---- Supplied material

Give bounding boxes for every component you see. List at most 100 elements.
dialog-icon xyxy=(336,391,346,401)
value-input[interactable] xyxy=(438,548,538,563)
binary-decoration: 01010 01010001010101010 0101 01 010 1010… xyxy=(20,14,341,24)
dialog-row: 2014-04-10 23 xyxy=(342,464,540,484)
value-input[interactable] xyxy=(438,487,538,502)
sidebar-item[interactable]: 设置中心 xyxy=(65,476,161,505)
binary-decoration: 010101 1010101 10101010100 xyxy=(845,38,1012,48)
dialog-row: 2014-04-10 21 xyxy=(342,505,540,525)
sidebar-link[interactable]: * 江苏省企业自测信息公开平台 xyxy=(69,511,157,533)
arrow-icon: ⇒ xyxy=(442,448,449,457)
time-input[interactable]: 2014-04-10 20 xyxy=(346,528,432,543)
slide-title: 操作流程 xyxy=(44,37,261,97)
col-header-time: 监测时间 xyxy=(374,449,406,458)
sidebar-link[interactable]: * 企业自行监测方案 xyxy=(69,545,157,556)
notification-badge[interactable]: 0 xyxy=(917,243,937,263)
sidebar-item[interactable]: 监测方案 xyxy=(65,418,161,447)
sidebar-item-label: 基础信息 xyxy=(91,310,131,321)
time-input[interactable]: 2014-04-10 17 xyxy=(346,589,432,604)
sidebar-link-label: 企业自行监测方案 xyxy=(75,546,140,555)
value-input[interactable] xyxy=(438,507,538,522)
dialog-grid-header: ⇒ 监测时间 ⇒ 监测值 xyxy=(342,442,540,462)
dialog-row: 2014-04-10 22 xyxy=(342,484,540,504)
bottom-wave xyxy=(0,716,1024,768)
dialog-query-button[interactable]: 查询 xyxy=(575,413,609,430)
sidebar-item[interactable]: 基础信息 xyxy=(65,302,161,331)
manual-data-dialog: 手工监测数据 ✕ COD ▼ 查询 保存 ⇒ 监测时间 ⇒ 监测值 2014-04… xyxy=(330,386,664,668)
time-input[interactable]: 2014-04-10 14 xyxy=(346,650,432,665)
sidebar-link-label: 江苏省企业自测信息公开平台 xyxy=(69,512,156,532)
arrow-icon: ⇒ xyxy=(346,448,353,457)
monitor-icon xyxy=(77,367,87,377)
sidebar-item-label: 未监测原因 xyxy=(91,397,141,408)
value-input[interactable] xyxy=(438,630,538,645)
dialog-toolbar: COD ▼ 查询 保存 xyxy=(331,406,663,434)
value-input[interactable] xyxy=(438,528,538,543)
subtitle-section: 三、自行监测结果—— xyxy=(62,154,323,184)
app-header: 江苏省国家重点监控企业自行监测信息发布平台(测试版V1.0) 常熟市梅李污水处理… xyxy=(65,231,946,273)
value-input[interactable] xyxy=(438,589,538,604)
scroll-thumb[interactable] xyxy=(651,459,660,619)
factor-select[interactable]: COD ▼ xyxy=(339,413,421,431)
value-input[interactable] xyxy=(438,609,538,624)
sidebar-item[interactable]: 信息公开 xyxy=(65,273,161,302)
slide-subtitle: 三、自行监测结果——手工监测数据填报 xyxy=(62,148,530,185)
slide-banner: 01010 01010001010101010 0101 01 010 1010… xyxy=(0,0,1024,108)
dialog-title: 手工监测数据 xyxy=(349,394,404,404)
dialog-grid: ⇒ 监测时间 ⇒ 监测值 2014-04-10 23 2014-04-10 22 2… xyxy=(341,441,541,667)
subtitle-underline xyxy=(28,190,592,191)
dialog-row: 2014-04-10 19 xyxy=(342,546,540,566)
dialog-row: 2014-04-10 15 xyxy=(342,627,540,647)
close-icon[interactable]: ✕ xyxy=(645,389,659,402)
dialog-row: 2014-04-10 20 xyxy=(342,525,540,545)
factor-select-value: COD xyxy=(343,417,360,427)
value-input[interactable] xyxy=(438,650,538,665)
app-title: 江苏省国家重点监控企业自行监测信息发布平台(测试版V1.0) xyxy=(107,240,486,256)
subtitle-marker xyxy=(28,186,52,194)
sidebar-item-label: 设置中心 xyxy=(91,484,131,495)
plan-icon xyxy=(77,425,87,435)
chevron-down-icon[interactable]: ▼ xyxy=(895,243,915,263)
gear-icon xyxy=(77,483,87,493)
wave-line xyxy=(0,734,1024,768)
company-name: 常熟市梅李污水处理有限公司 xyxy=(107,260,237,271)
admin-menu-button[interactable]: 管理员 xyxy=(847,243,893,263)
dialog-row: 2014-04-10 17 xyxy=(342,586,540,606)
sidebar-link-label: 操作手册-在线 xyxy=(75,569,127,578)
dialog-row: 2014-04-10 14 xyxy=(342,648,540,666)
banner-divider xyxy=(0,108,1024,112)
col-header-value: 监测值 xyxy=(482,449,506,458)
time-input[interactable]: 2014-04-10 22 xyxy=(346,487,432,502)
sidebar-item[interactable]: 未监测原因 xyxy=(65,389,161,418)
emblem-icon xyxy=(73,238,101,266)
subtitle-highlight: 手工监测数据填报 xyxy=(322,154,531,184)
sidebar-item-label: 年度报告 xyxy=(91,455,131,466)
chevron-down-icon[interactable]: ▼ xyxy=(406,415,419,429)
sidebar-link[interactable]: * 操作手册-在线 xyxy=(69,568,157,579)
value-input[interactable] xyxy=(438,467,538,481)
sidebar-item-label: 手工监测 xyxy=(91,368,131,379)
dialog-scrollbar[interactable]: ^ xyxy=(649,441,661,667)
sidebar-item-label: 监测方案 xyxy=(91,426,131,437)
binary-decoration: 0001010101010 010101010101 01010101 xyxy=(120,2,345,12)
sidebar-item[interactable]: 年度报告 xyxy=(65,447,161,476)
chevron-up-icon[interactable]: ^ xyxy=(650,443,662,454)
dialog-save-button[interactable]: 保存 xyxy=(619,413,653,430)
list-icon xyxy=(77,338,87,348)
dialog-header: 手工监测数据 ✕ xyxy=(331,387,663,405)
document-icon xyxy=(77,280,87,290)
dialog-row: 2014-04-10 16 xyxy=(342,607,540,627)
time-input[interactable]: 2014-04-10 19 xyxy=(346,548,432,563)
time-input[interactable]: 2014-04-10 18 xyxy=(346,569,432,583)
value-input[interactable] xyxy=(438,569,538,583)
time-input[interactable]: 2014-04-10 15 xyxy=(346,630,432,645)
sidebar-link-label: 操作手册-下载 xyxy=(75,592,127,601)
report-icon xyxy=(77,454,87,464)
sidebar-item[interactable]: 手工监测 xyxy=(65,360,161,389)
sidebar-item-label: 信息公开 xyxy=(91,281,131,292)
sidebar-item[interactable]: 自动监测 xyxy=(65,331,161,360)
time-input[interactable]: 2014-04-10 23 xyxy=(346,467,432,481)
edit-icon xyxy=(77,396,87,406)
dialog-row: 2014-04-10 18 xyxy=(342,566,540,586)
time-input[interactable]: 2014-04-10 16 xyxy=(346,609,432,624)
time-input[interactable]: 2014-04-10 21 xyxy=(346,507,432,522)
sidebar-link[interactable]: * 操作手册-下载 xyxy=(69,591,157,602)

--------

> Work to do
Copy the listing's lines from its first line through the line holding "bottom-wave xyxy=(0,716,1024,768)", inclusive.

> Task output
Give bounding boxes for every component you see. List at most 100 elements.
dialog-icon xyxy=(336,391,346,401)
value-input[interactable] xyxy=(438,548,538,563)
binary-decoration: 01010 01010001010101010 0101 01 010 1010… xyxy=(20,14,341,24)
dialog-row: 2014-04-10 23 xyxy=(342,464,540,484)
value-input[interactable] xyxy=(438,487,538,502)
sidebar-item[interactable]: 设置中心 xyxy=(65,476,161,505)
binary-decoration: 010101 1010101 10101010100 xyxy=(845,38,1012,48)
dialog-row: 2014-04-10 21 xyxy=(342,505,540,525)
sidebar-link[interactable]: * 江苏省企业自测信息公开平台 xyxy=(69,511,157,533)
arrow-icon: ⇒ xyxy=(442,448,449,457)
time-input[interactable]: 2014-04-10 20 xyxy=(346,528,432,543)
slide-title: 操作流程 xyxy=(44,37,261,97)
col-header-time: 监测时间 xyxy=(374,449,406,458)
sidebar-link[interactable]: * 企业自行监测方案 xyxy=(69,545,157,556)
notification-badge[interactable]: 0 xyxy=(917,243,937,263)
sidebar-item[interactable]: 监测方案 xyxy=(65,418,161,447)
sidebar-item-label: 基础信息 xyxy=(91,310,131,321)
time-input[interactable]: 2014-04-10 17 xyxy=(346,589,432,604)
sidebar-link-label: 企业自行监测方案 xyxy=(75,546,140,555)
value-input[interactable] xyxy=(438,507,538,522)
dialog-grid-header: ⇒ 监测时间 ⇒ 监测值 xyxy=(342,442,540,462)
dialog-row: 2014-04-10 22 xyxy=(342,484,540,504)
bottom-wave xyxy=(0,716,1024,768)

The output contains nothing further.